Data entries:
## Start
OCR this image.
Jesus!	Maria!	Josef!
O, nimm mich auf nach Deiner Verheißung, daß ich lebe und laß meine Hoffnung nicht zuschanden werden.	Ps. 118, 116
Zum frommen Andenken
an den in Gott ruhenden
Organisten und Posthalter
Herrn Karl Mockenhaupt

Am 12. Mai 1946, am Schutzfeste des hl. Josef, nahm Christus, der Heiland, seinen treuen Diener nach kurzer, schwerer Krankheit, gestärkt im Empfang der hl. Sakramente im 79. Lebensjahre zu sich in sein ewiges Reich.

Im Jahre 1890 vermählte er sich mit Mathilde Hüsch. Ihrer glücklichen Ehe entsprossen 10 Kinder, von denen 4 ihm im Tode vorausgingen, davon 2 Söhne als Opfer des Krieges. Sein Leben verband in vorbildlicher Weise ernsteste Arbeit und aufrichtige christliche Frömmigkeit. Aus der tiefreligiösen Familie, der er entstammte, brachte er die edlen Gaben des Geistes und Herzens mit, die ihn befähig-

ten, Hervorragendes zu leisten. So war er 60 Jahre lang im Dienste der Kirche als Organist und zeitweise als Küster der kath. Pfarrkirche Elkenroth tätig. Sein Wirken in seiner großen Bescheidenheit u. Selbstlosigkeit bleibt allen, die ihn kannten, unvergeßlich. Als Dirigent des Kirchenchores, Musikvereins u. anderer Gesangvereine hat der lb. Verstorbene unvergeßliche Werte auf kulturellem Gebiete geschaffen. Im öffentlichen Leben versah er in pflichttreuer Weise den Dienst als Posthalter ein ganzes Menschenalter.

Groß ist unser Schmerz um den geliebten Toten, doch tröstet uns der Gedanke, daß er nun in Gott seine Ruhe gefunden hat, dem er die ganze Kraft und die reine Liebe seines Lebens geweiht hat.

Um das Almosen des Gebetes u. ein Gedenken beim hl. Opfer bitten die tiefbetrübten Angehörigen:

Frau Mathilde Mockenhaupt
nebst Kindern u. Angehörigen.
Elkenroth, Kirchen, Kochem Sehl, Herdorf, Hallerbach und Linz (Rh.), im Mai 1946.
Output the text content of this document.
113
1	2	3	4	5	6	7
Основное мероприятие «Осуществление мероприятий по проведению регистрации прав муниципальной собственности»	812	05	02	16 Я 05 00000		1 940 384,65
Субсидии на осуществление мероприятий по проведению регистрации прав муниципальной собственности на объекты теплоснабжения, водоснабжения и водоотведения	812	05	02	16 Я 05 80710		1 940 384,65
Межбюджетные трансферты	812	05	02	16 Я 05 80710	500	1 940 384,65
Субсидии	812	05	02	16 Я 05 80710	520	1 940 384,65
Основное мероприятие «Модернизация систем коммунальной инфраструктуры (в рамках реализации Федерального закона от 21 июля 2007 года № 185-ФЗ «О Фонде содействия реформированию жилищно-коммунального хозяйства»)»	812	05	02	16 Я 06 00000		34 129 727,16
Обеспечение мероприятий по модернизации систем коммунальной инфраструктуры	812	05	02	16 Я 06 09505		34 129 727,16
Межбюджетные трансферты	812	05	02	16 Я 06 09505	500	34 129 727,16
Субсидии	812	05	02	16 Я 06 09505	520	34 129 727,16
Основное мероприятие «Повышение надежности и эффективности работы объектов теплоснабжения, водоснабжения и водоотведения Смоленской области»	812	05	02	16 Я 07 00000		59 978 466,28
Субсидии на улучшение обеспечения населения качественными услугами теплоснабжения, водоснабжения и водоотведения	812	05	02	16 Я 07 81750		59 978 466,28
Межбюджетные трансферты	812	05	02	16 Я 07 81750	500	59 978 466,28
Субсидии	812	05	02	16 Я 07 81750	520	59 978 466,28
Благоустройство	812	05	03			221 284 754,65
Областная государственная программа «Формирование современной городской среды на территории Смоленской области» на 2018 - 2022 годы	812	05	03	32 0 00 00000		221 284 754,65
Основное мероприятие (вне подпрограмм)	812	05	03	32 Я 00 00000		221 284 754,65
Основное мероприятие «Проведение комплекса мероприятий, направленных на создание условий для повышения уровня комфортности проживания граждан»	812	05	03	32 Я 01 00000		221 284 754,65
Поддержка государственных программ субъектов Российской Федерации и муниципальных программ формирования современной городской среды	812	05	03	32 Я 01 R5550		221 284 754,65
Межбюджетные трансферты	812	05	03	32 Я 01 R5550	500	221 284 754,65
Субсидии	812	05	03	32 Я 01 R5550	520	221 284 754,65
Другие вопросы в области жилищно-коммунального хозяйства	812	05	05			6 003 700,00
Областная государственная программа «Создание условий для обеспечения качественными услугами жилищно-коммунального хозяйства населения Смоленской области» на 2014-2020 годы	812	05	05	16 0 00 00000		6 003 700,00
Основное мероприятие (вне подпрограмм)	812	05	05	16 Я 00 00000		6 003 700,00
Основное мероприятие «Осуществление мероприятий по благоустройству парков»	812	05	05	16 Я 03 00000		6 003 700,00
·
## End
What you have to do:
Locate each line with the word "регистрации" and copy it.

Exercise output:
Основное мероприятие «Осуществление мероприятий по проведению регистрации прав муниципальной собственности»	812	05	02	16 Я 05 00000		1 940 384,65
Субсидии на осуществление мероприятий по проведению регистрации прав муниципальной собственности на объекты теплоснабжения, водоснабжения и водоотведения	812	05	02	16 Я 05 80710		1 940 384,65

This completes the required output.